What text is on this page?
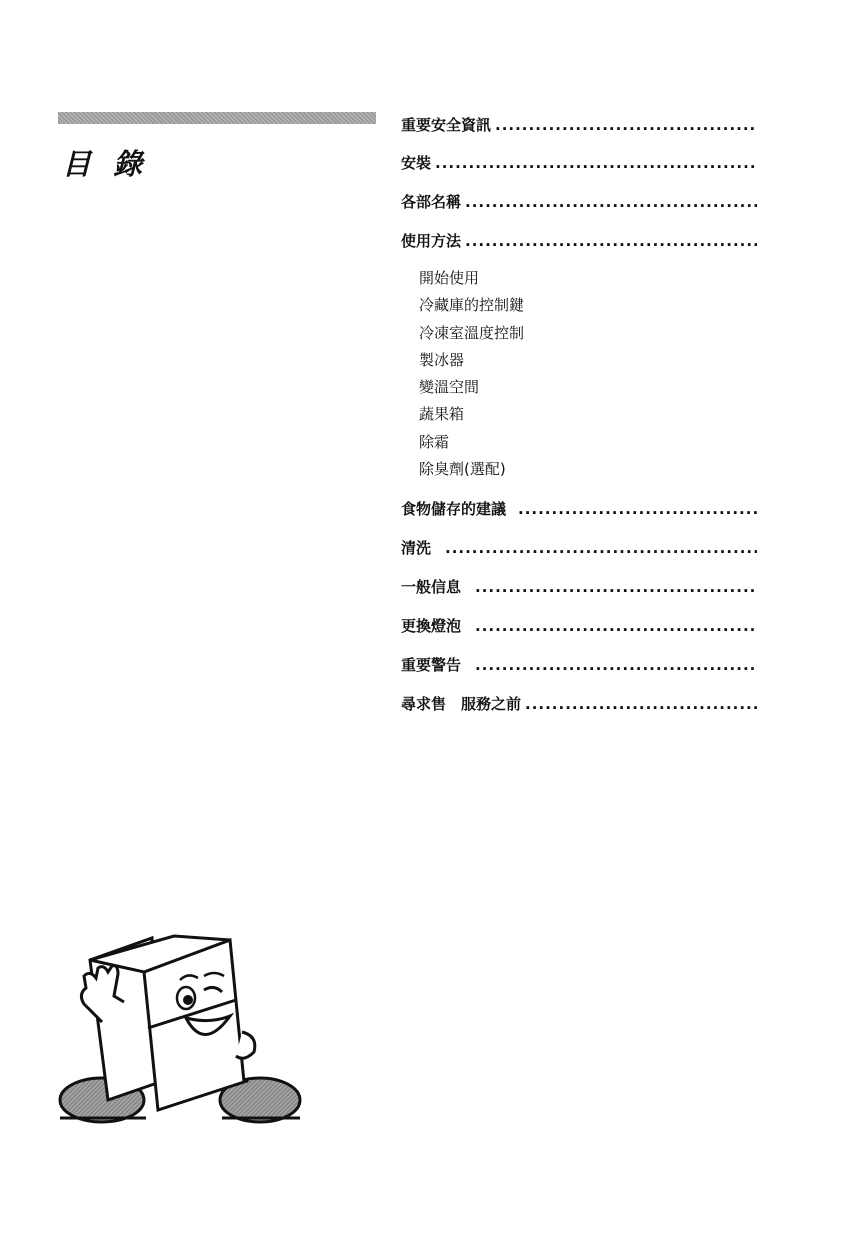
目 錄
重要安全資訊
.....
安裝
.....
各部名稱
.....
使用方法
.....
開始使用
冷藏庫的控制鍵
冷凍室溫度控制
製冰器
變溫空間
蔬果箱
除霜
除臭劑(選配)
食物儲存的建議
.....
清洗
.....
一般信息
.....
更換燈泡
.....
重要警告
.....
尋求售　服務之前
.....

------------------------------------------------

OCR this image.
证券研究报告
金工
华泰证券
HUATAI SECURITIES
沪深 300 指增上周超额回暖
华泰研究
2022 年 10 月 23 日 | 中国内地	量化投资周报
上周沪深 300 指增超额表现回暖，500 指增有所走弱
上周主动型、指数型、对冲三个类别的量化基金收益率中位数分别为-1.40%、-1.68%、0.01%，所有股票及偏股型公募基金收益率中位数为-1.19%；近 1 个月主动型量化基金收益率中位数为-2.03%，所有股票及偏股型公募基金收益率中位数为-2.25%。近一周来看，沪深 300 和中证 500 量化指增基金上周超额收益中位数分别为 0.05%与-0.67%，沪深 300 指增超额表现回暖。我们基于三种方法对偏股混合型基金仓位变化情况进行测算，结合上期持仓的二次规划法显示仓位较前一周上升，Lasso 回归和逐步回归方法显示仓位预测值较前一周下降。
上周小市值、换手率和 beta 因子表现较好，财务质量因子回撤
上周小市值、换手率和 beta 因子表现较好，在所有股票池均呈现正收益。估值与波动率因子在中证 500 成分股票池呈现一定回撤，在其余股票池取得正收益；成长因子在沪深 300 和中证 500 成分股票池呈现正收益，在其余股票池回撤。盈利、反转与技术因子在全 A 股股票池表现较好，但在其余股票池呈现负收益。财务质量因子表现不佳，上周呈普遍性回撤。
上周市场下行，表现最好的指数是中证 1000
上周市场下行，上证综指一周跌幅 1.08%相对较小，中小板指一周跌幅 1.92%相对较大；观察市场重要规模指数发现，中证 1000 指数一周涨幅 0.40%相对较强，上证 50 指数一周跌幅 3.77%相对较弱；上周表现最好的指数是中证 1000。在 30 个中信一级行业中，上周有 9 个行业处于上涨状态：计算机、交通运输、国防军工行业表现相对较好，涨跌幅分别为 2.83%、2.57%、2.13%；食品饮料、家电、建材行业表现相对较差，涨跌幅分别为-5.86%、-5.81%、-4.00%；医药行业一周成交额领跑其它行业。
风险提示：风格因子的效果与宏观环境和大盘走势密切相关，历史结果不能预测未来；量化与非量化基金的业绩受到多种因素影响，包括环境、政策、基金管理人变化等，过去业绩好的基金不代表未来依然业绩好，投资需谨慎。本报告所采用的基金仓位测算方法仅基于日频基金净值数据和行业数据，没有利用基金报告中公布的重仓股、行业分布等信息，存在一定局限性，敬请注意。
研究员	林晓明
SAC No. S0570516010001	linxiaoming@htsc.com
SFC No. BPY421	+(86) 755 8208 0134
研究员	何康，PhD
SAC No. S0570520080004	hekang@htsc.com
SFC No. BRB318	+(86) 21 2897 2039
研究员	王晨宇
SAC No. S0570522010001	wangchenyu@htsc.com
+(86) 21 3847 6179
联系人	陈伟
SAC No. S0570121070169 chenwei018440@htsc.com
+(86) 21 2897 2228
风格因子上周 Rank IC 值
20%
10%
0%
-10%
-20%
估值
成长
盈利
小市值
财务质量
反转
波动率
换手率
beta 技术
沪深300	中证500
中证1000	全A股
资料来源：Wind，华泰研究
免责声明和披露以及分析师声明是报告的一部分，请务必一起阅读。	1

------------------------------------------------

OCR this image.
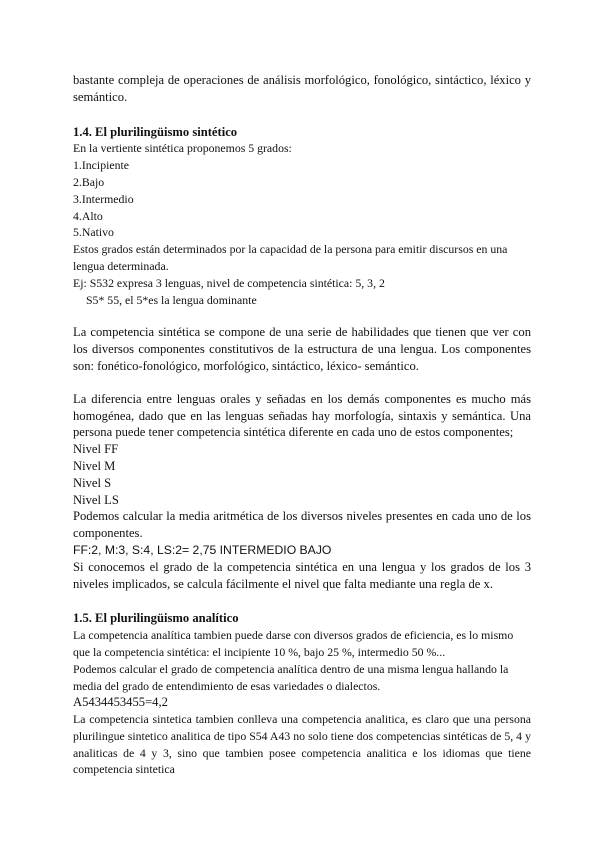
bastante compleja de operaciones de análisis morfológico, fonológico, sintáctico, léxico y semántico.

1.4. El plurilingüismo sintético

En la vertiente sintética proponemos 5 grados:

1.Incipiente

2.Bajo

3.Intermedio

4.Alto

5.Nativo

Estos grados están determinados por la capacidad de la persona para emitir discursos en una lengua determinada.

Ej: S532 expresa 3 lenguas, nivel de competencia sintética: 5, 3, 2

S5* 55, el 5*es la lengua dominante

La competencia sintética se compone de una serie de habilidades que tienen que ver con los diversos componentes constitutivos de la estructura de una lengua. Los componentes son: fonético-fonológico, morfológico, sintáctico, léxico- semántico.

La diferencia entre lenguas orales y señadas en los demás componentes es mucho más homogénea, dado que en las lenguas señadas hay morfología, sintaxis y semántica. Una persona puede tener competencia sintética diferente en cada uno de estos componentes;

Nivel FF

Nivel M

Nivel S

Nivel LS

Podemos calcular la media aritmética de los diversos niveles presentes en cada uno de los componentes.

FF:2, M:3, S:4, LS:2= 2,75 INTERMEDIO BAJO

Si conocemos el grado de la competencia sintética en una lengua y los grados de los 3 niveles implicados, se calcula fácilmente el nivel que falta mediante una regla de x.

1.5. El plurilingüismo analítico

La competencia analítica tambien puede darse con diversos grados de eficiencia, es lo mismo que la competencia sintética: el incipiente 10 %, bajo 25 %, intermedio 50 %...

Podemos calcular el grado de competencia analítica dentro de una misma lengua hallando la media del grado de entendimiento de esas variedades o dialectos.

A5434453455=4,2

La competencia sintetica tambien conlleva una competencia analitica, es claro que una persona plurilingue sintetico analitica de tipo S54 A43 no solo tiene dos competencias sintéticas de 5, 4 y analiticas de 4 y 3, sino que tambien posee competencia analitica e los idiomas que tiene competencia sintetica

------------------------------------------------

- _Description of the task_
Wherever the string "plurilingüismo" appears in the entries above, list that line.

- _Written answer_
1.4. El plurilingüismo sintético
1.5. El plurilingüismo analítico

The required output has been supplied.